• _Your objective_:
Every record should be written out exactly, with the pictures left out.

• _Material shown_:
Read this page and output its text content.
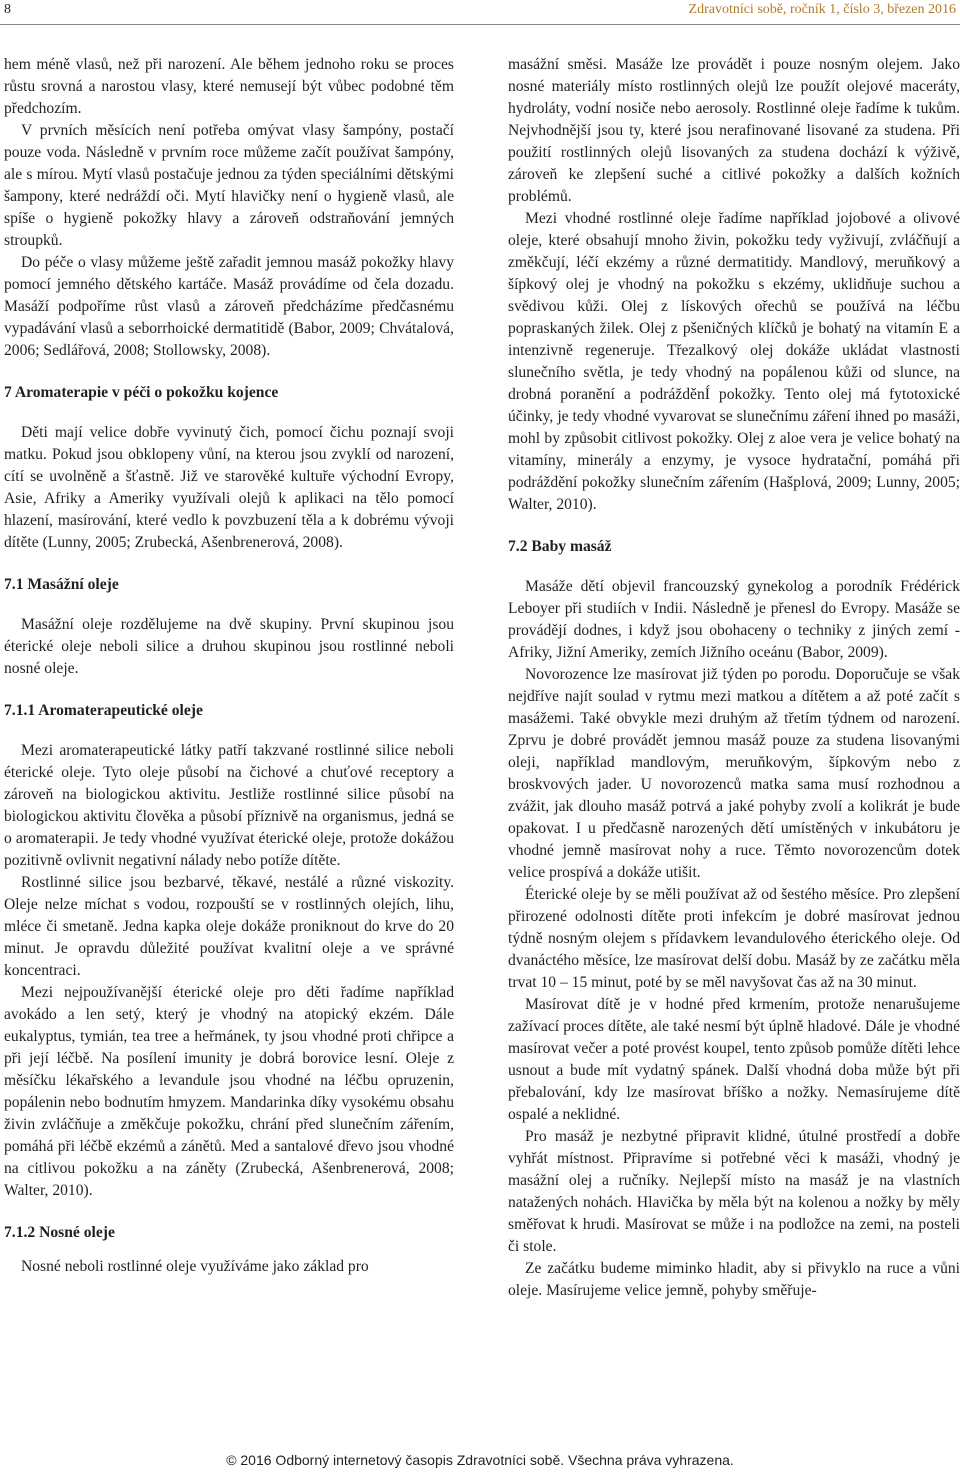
8	Zdravotníci sobě, ročník 1, číslo 3, březen 2016

hem méně vlasů, než při narození. Ale během jednoho roku se proces růstu srovná a narostou vlasy, které nemusejí být vůbec podobné těm předchozím.

V prvních měsících není potřeba omývat vlasy šampóny, postačí pouze voda. Následně v prvním roce můžeme začít používat šampóny, ale s mírou. Mytí vlasů postačuje jednou za týden speciálními dětskými šampony, které nedráždí oči. Mytí hlavičky není o hygieně vlasů, ale spíše o hygieně pokožky hlavy a zároveň odstraňování jemných stroupků.

Do péče o vlasy můžeme ještě zařadit jemnou masáž pokožky hlavy pomocí jemného dětského kartáče. Masáž provádíme od čela dozadu. Masáží podpoříme růst vlasů a zároveň předcházíme předčasnému vypadávání vlasů a seborrhoické dermatitidě (Babor, 2009; Chvátalová, 2006; Sedlářová, 2008; Stollowsky, 2008).

7 Aromaterapie v péči o pokožku kojence

Děti mají velice dobře vyvinutý čich, pomocí čichu poznají svoji matku. Pokud jsou obklopeny vůní, na kterou jsou zvyklí od narození, cítí se uvolněně a šťastně. Již ve starověké kultuře východní Evropy, Asie, Afriky a Ameriky využívali olejů k aplikaci na tělo pomocí hlazení, masírování, které vedlo k povzbuzení těla a k dobrému vývoji dítěte (Lunny, 2005; Zrubecká, Ašenbrenerová, 2008).

7.1 Masážní oleje

Masážní oleje rozdělujeme na dvě skupiny. První skupinou jsou éterické oleje neboli silice a druhou skupinou jsou rostlinné neboli nosné oleje.

7.1.1 Aromaterapeutické oleje

Mezi aromaterapeutické látky patří takzvané rostlinné silice neboli éterické oleje. Tyto oleje působí na čichové a chuťové receptory a zároveň na biologickou aktivitu. Jestliže rostlinné silice působí na biologickou aktivitu člověka a působí příznivě na organismus, jedná se o aromaterapii. Je tedy vhodné využívat éterické oleje, protože dokážou pozitivně ovlivnit negativní nálady nebo potíže dítěte.

Rostlinné silice jsou bezbarvé, těkavé, nestálé a různé viskozity. Oleje nelze míchat s vodou, rozpouští se v rostlinných olejích, lihu, mléce či smetaně. Jedna kapka oleje dokáže proniknout do krve do 20 minut. Je opravdu důležité používat kvalitní oleje a ve správné koncentraci.

Mezi nejpoužívanější éterické oleje pro děti řadíme například avokádo a len setý, který je vhodný na atopický ekzém. Dále eukalyptus, tymián, tea tree a heřmánek, ty jsou vhodné proti chřipce a při její léčbě. Na posílení imunity je dobrá borovice lesní. Oleje z měsíčku lékařského a levandule jsou vhodné na léčbu opruzenin, popálenin nebo bodnutím hmyzem. Mandarinka díky vysokému obsahu živin zvláčňuje a změkčuje pokožku, chrání před slunečním zářením, pomáhá při léčbě ekzémů a zánětů. Med a santalové dřevo jsou vhodné na citlivou pokožku a na záněty (Zrubecká, Ašenbrenerová, 2008; Walter, 2010).

7.1.2 Nosné oleje

Nosné neboli rostlinné oleje využíváme jako základ pro

masážní směsi. Masáže lze provádět i pouze nosným olejem. Jako nosné materiály místo rostlinných olejů lze použít olejové maceráty, hydroláty, vodní nosiče nebo aerosoly. Rostlinné oleje řadíme k tukům. Nejvhodnější jsou ty, které jsou nerafinované lisované za studena. Při použití rostlinných olejů lisovaných za studena dochází k výživě, zároveň ke zlepšení suché a citlivé pokožky a dalších kožních problémů.

Mezi vhodné rostlinné oleje řadíme například jojobové a olivové oleje, které obsahují mnoho živin, pokožku tedy vyživují, zvláčňují a změkčují, léčí ekzémy a různé dermatitidy. Mandlový, meruňkový a šípkový olej je vhodný na pokožku s ekzémy, uklidňuje suchou a svědivou kůži. Olej z lískových ořechů se používá na léčbu popraskaných žilek. Olej z pšeničných klíčků je bohatý na vitamín E a intenzivně regeneruje. Třezalkový olej dokáže ukládat vlastnosti slunečního světla, je tedy vhodný na popálenou kůži od slunce, na drobná poranění a podrážděnÍ pokožky. Tento olej má fytotoxické účinky, je tedy vhodné vyvarovat se slunečnímu záření ihned po masáži, mohl by způsobit citlivost pokožky. Olej z aloe vera je velice bohatý na vitamíny, minerály a enzymy, je vysoce hydratační, pomáhá při podráždění pokožky slunečním zářením (Hašplová, 2009; Lunny, 2005; Walter, 2010).

7.2 Baby masáž

Masáže dětí objevil francouzský gynekolog a porodník Frédérick Leboyer při studiích v Indii. Následně je přenesl do Evropy. Masáže se provádějí dodnes, i když jsou obohaceny o techniky z jiných zemí - Afriky, Jižní Ameriky, zemích Jižního oceánu (Babor, 2009).

Novorozence lze masírovat již týden po porodu. Doporučuje se však nejdříve najít soulad v rytmu mezi matkou a dítětem a až poté začít s masážemi. Také obvykle mezi druhým až třetím týdnem od narození. Zprvu je dobré provádět jemnou masáž pouze za studena lisovanými oleji, například mandlovým, meruňkovým, šípkovým nebo z broskvových jader. U novorozenců matka sama musí rozhodnou a zvážit, jak dlouho masáž potrvá a jaké pohyby zvolí a kolikrát je bude opakovat. I u předčasně narozených dětí umístěných v inkubátoru je vhodné jemně masírovat nohy a ruce. Těmto novorozencům dotek velice prospívá a dokáže utišit.

Éterické oleje by se měli používat až od šestého měsíce. Pro zlepšení přirozené odolnosti dítěte proti infekcím je dobré masírovat jednou týdně nosným olejem s přídavkem levandulového éterického oleje. Od dvanáctého měsíce, lze masírovat delší dobu. Masáž by ze začátku měla trvat 10 – 15 minut, poté by se měl navyšovat čas až na 30 minut.

Masírovat dítě je v hodné před krmením, protože nenarušujeme zažívací proces dítěte, ale také nesmí být úplně hladové. Dále je vhodné masírovat večer a poté provést koupel, tento způsob pomůže dítěti lehce usnout a bude mít vydatný spánek. Další vhodná doba může být při přebalování, kdy lze masírovat bříško a nožky. Nemasírujeme dítě ospalé a neklidné.

Pro masáž je nezbytné připravit klidné, útulné prostředí a dobře vyhřát místnost. Připravíme si potřebné věci k masáži, vhodný je masážní olej a ručníky. Nejlepší místo na masáž je na vlastních natažených nohách. Hlavička by měla být na kolenou a nožky by měly směřovat k hrudi. Masírovat se může i na podložce na zemi, na posteli či stole.

Ze začátku budeme miminko hladit, aby si přivyklo na ruce a vůni oleje. Masírujeme velice jemně, pohyby směřuje-

© 2016 Odborný internetový časopis Zdravotníci sobě. Všechna práva vyhrazena.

• _Right answer_:
Read this page and output its text content.
8	Zdravotníci sobě, ročník 1, číslo 3, březen 2016

hem méně vlasů, než při narození. Ale během jednoho roku se proces růstu srovná a narostou vlasy, které nemusejí být vůbec podobné těm předchozím.

V prvních měsících není potřeba omývat vlasy šampóny, postačí pouze voda. Následně v prvním roce můžeme začít používat šampóny, ale s mírou. Mytí vlasů postačuje jednou za týden speciálními dětskými šampony, které nedráždí oči. Mytí hlavičky není o hygieně vlasů, ale spíše o hygieně pokožky hlavy a zároveň odstraňování jemných stroupků.

Do péče o vlasy můžeme ještě zařadit jemnou masáž pokožky hlavy pomocí jemného dětského kartáče. Masáž provádíme od čela dozadu. Masáží podpoříme růst vlasů a zároveň předcházíme předčasnému vypadávání vlasů a seborrhoické dermatitidě (Babor, 2009; Chvátalová, 2006; Sedlářová, 2008; Stollowsky, 2008).

7 Aromaterapie v péči o pokožku kojence

Děti mají velice dobře vyvinutý čich, pomocí čichu poznají svoji matku. Pokud jsou obklopeny vůní, na kterou jsou zvyklí od narození, cítí se uvolněně a šťastně. Již ve starověké kultuře východní Evropy, Asie, Afriky a Ameriky využívali olejů k aplikaci na tělo pomocí hlazení, masírování, které vedlo k povzbuzení těla a k dobrému vývoji dítěte (Lunny, 2005; Zrubecká, Ašenbrenerová, 2008).

7.1 Masážní oleje

Masážní oleje rozdělujeme na dvě skupiny. První skupinou jsou éterické oleje neboli silice a druhou skupinou jsou rostlinné neboli nosné oleje.

7.1.1 Aromaterapeutické oleje

Mezi aromaterapeutické látky patří takzvané rostlinné silice neboli éterické oleje. Tyto oleje působí na čichové a chuťové receptory a zároveň na biologickou aktivitu. Jestliže rostlinné silice působí na biologickou aktivitu člověka a působí příznivě na organismus, jedná se o aromaterapii. Je tedy vhodné využívat éterické oleje, protože dokážou pozitivně ovlivnit negativní nálady nebo potíže dítěte.

Rostlinné silice jsou bezbarvé, těkavé, nestálé a různé viskozity. Oleje nelze míchat s vodou, rozpouští se v rostlinných olejích, lihu, mléce či smetaně. Jedna kapka oleje dokáže proniknout do krve do 20 minut. Je opravdu důležité používat kvalitní oleje a ve správné koncentraci.

Mezi nejpoužívanější éterické oleje pro děti řadíme například avokádo a len setý, který je vhodný na atopický ekzém. Dále eukalyptus, tymián, tea tree a heřmánek, ty jsou vhodné proti chřipce a při její léčbě. Na posílení imunity je dobrá borovice lesní. Oleje z měsíčku lékařského a levandule jsou vhodné na léčbu opruzenin, popálenin nebo bodnutím hmyzem. Mandarinka díky vysokému obsahu živin zvláčňuje a změkčuje pokožku, chrání před slunečním zářením, pomáhá při léčbě ekzémů a zánětů. Med a santalové dřevo jsou vhodné na citlivou pokožku a na záněty (Zrubecká, Ašenbrenerová, 2008; Walter, 2010).

7.1.2 Nosné oleje

Nosné neboli rostlinné oleje využíváme jako základ pro

masážní směsi. Masáže lze provádět i pouze nosným olejem. Jako nosné materiály místo rostlinných olejů lze použít olejové maceráty, hydroláty, vodní nosiče nebo aerosoly. Rostlinné oleje řadíme k tukům. Nejvhodnější jsou ty, které jsou nerafinované lisované za studena. Při použití rostlinných olejů lisovaných za studena dochází k výživě, zároveň ke zlepšení suché a citlivé pokožky a dalších kožních problémů.

Mezi vhodné rostlinné oleje řadíme například jojobové a olivové oleje, které obsahují mnoho živin, pokožku tedy vyživují, zvláčňují a změkčují, léčí ekzémy a různé dermatitidy. Mandlový, meruňkový a šípkový olej je vhodný na pokožku s ekzémy, uklidňuje suchou a svědivou kůži. Olej z lískových ořechů se používá na léčbu popraskaných žilek. Olej z pšeničných klíčků je bohatý na vitamín E a intenzivně regeneruje. Třezalkový olej dokáže ukládat vlastnosti slunečního světla, je tedy vhodný na popálenou kůži od slunce, na drobná poranění a podrážděnÍ pokožky. Tento olej má fytotoxické účinky, je tedy vhodné vyvarovat se slunečnímu záření ihned po masáži, mohl by způsobit citlivost pokožky. Olej z aloe vera je velice bohatý na vitamíny, minerály a enzymy, je vysoce hydratační, pomáhá při podráždění pokožky slunečním zářením (Hašplová, 2009; Lunny, 2005; Walter, 2010).

7.2 Baby masáž

Masáže dětí objevil francouzský gynekolog a porodník Frédérick Leboyer při studiích v Indii. Následně je přenesl do Evropy. Masáže se provádějí dodnes, i když jsou obohaceny o techniky z jiných zemí - Afriky, Jižní Ameriky, zemích Jižního oceánu (Babor, 2009).

Novorozence lze masírovat již týden po porodu. Doporučuje se však nejdříve najít soulad v rytmu mezi matkou a dítětem a až poté začít s masážemi. Také obvykle mezi druhým až třetím týdnem od narození. Zprvu je dobré provádět jemnou masáž pouze za studena lisovanými oleji, například mandlovým, meruňkovým, šípkovým nebo z broskvových jader. U novorozenců matka sama musí rozhodnou a zvážit, jak dlouho masáž potrvá a jaké pohyby zvolí a kolikrát je bude opakovat. I u předčasně narozených dětí umístěných v inkubátoru je vhodné jemně masírovat nohy a ruce. Těmto novorozencům dotek velice prospívá a dokáže utišit.

Éterické oleje by se měli používat až od šestého měsíce. Pro zlepšení přirozené odolnosti dítěte proti infekcím je dobré masírovat jednou týdně nosným olejem s přídavkem levandulového éterického oleje. Od dvanáctého měsíce, lze masírovat delší dobu. Masáž by ze začátku měla trvat 10 – 15 minut, poté by se měl navyšovat čas až na 30 minut.

Masírovat dítě je v hodné před krmením, protože nenarušujeme zažívací proces dítěte, ale také nesmí být úplně hladové. Dále je vhodné masírovat večer a poté provést koupel, tento způsob pomůže dítěti lehce usnout a bude mít vydatný spánek. Další vhodná doba může být při přebalování, kdy lze masírovat bříško a nožky. Nemasírujeme dítě ospalé a neklidné.

Pro masáž je nezbytné připravit klidné, útulné prostředí a dobře vyhřát místnost. Připravíme si potřebné věci k masáži, vhodný je masážní olej a ručníky. Nejlepší místo na masáž je na vlastních natažených nohách. Hlavička by měla být na kolenou a nožky by měly směřovat k hrudi. Masírovat se může i na podložce na zemi, na posteli či stole.

Ze začátku budeme miminko hladit, aby si přivyklo na ruce a vůni oleje. Masírujeme velice jemně, pohyby směřuje-

© 2016 Odborný internetový časopis Zdravotníci sobě. Všechna práva vyhrazena.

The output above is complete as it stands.